> [WHAT THIS TASK INVOLVES]
Please give the number of lines in the records below where the word "delar" occurs, and nothing else.

(Entries from a page text collection)
--- START ---

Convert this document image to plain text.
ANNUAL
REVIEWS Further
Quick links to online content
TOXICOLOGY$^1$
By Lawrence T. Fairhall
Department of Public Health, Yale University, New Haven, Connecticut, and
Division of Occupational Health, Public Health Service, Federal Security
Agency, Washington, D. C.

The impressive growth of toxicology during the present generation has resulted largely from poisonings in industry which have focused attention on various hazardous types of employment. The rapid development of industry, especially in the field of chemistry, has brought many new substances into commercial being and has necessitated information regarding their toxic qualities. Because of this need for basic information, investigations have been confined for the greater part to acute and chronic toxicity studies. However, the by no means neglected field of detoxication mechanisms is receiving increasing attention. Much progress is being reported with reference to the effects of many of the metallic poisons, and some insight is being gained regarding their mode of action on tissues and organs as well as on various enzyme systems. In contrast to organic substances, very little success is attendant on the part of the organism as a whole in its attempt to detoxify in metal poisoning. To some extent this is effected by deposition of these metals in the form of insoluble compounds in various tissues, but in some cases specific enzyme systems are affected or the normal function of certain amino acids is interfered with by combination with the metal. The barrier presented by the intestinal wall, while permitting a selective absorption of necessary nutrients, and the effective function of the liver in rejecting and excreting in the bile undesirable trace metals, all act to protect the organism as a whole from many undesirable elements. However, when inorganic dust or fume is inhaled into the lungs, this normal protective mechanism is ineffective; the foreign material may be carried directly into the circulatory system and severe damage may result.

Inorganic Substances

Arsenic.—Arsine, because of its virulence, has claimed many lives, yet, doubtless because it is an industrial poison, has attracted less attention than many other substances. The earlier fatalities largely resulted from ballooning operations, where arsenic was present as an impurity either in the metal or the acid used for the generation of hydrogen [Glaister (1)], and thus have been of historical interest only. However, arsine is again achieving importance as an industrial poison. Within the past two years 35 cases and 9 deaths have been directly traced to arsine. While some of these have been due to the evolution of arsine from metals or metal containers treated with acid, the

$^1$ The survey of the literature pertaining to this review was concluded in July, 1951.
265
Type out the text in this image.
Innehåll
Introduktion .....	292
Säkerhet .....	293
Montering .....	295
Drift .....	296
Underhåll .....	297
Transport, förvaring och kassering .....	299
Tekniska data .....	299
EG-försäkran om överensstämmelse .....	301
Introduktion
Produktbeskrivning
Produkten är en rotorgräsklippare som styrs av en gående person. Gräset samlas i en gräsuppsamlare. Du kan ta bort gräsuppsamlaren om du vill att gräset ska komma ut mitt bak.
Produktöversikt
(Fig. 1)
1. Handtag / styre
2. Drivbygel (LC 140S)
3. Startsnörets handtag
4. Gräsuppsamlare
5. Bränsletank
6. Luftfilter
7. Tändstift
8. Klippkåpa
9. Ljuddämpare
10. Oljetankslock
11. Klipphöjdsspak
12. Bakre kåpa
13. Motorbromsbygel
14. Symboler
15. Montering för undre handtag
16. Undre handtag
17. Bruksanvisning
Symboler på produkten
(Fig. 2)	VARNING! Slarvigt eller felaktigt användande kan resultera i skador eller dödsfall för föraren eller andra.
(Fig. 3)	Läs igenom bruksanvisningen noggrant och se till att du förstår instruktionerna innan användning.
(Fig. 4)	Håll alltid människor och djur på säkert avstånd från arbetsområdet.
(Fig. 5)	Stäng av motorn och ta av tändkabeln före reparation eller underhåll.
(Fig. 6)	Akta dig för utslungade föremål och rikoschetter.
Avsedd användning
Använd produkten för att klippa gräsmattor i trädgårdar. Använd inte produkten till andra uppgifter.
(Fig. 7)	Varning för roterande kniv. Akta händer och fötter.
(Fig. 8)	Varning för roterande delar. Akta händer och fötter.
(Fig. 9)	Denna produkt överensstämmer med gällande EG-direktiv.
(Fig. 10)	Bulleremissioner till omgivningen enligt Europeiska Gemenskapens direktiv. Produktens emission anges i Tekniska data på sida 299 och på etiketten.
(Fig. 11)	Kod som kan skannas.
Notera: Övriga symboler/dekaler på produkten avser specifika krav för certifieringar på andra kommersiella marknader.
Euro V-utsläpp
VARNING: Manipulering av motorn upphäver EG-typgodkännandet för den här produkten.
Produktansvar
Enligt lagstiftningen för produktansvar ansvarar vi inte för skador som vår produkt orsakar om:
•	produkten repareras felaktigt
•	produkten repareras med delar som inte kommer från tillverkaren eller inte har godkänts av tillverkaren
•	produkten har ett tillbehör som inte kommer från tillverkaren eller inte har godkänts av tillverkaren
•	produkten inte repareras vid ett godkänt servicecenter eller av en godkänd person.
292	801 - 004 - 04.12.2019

--- END ---

> [TASK ANSWER]
2